» THE PROBLEM
Tell how many lines have the string "yellow" in them, and write nothing besides the number.

» RECORD EXCERPTS
--------------------
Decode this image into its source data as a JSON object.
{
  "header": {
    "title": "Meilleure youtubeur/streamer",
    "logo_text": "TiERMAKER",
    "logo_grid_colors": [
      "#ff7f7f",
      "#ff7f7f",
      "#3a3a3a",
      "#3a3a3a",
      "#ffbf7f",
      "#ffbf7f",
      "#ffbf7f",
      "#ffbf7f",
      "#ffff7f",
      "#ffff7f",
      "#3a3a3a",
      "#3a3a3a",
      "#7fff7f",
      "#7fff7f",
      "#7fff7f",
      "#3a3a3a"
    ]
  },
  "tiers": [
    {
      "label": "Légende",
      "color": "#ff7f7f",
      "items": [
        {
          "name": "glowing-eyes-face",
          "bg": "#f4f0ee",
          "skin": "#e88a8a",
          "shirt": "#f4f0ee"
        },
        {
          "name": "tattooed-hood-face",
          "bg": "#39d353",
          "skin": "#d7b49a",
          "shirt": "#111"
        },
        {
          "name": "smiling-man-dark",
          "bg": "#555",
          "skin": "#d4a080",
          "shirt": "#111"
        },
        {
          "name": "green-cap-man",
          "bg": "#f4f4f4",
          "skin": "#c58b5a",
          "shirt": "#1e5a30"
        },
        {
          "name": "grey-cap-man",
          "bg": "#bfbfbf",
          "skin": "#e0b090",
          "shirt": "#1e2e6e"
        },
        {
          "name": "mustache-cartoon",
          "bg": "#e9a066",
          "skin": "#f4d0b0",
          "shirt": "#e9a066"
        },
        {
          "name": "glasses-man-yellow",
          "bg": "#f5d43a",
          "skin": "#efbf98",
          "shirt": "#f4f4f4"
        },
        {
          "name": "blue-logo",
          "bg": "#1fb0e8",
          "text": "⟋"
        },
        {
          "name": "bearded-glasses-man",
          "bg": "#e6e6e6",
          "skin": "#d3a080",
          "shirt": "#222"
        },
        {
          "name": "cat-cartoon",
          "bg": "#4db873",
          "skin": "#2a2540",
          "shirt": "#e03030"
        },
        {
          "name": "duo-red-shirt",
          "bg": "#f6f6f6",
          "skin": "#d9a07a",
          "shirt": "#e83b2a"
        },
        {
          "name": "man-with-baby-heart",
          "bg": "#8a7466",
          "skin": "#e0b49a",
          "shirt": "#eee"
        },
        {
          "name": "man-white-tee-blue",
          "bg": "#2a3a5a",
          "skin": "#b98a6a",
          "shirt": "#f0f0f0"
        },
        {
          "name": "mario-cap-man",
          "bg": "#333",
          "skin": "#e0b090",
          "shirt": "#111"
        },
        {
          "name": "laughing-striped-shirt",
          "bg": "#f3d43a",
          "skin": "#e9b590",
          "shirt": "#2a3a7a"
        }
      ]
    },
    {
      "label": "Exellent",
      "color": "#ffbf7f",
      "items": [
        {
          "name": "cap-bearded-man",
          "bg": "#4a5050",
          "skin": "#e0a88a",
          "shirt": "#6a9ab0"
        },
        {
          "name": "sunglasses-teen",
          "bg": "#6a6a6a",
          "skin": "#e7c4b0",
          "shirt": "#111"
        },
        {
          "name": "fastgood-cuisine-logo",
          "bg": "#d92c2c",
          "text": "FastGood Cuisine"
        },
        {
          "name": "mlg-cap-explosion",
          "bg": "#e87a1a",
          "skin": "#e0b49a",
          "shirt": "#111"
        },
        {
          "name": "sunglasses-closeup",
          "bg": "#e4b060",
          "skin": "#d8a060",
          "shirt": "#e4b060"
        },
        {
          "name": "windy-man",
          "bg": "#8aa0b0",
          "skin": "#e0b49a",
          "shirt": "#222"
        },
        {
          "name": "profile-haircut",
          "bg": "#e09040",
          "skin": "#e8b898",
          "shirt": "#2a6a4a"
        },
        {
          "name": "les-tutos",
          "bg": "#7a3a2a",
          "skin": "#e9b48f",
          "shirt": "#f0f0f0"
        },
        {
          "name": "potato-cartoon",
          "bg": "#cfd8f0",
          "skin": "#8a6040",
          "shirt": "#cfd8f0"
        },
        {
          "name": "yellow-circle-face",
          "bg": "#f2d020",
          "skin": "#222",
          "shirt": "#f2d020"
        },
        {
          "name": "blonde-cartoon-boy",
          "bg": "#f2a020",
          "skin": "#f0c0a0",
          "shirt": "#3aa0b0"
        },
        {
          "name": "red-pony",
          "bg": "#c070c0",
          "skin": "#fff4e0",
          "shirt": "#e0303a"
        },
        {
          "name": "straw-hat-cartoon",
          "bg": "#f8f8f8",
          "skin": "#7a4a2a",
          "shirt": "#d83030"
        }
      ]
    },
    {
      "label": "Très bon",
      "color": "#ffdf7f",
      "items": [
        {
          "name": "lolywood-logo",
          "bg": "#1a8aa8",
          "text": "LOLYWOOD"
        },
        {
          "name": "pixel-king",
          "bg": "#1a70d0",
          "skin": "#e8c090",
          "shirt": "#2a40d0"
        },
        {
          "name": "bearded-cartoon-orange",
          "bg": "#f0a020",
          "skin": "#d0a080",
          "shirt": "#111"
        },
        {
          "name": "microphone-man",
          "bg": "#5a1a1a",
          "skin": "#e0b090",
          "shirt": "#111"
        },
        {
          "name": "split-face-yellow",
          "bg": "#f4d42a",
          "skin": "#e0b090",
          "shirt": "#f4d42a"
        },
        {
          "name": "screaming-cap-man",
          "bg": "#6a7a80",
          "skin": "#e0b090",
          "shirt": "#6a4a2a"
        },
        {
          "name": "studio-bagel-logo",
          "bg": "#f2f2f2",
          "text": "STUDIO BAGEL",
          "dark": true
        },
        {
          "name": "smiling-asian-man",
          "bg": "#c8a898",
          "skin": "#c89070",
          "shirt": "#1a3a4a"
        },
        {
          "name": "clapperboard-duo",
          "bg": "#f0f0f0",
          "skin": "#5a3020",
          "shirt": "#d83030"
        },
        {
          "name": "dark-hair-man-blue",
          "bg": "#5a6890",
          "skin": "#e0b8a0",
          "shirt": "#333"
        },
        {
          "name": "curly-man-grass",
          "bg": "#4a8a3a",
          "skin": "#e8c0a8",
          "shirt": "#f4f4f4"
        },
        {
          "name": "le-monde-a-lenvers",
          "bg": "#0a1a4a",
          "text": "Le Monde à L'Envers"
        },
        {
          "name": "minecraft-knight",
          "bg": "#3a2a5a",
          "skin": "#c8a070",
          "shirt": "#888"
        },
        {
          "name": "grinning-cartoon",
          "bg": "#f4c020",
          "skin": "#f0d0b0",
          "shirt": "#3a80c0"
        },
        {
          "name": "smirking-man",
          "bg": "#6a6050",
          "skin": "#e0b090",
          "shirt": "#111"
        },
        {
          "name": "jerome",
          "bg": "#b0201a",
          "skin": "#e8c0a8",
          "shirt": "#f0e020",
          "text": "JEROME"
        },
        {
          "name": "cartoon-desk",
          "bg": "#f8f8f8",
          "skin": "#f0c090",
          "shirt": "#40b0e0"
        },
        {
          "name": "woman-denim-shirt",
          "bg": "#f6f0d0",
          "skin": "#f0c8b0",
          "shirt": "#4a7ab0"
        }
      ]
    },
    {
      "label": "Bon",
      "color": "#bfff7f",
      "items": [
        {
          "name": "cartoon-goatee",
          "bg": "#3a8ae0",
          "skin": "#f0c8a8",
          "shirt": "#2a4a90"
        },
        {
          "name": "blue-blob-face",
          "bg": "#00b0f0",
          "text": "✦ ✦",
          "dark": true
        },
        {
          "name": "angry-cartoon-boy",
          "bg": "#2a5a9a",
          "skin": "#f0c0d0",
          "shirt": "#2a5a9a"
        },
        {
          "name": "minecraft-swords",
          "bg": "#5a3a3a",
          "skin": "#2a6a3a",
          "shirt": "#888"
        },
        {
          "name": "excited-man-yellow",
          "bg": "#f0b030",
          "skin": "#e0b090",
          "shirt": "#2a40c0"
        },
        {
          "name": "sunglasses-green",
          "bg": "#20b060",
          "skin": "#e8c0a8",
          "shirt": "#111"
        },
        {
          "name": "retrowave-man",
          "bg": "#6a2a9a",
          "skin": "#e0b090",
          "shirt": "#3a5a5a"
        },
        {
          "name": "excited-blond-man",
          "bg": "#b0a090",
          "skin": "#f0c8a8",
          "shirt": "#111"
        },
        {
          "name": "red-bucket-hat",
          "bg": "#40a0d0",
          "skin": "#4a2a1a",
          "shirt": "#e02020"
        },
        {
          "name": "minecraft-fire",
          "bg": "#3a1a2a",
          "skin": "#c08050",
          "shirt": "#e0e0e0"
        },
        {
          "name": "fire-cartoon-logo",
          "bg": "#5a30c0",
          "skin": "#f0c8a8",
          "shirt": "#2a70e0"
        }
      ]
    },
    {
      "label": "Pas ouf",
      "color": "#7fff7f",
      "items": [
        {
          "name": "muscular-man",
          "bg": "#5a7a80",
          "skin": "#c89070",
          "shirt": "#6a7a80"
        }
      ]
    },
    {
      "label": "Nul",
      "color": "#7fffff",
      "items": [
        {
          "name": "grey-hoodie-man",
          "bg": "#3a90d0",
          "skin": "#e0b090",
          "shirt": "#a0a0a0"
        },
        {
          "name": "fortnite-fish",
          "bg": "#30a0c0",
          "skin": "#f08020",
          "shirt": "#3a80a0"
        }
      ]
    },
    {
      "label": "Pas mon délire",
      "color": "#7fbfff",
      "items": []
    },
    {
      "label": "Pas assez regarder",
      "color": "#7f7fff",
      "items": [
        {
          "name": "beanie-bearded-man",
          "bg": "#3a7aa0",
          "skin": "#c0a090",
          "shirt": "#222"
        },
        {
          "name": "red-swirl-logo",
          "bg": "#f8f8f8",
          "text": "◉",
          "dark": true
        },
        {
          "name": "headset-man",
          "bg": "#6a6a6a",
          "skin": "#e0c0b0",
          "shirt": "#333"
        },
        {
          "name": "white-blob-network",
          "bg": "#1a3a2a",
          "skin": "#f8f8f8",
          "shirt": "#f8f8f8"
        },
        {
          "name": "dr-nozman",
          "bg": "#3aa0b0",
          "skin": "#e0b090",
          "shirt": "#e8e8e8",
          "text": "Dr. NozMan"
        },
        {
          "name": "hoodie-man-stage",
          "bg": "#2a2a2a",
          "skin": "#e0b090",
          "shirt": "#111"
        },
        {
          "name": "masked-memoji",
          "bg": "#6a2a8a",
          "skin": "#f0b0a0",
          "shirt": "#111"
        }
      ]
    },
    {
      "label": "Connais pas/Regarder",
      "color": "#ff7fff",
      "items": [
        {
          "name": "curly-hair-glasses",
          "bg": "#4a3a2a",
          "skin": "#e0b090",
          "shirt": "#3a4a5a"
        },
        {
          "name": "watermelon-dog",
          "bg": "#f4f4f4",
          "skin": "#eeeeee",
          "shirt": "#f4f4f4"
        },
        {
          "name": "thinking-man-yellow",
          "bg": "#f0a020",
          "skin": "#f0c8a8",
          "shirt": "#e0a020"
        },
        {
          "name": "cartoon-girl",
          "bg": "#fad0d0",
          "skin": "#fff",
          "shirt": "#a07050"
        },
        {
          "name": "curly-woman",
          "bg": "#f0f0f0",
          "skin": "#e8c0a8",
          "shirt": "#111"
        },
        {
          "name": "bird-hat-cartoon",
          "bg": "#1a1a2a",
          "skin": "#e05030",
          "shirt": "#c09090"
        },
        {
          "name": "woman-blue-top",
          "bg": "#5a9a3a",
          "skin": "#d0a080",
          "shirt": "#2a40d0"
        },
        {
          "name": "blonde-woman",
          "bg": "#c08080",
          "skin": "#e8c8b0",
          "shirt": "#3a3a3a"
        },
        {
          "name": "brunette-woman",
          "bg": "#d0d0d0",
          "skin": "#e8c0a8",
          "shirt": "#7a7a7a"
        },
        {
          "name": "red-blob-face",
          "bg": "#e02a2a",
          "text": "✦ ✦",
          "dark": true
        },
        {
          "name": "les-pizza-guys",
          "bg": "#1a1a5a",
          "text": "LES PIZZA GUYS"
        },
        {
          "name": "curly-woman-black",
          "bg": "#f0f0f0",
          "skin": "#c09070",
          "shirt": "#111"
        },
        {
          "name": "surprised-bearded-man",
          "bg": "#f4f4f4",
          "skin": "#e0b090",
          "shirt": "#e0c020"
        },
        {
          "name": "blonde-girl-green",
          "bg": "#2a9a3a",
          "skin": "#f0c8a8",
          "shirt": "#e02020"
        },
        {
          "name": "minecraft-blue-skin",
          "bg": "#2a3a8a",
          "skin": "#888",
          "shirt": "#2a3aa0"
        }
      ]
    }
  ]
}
--------------------
» FULL RESPONSE
5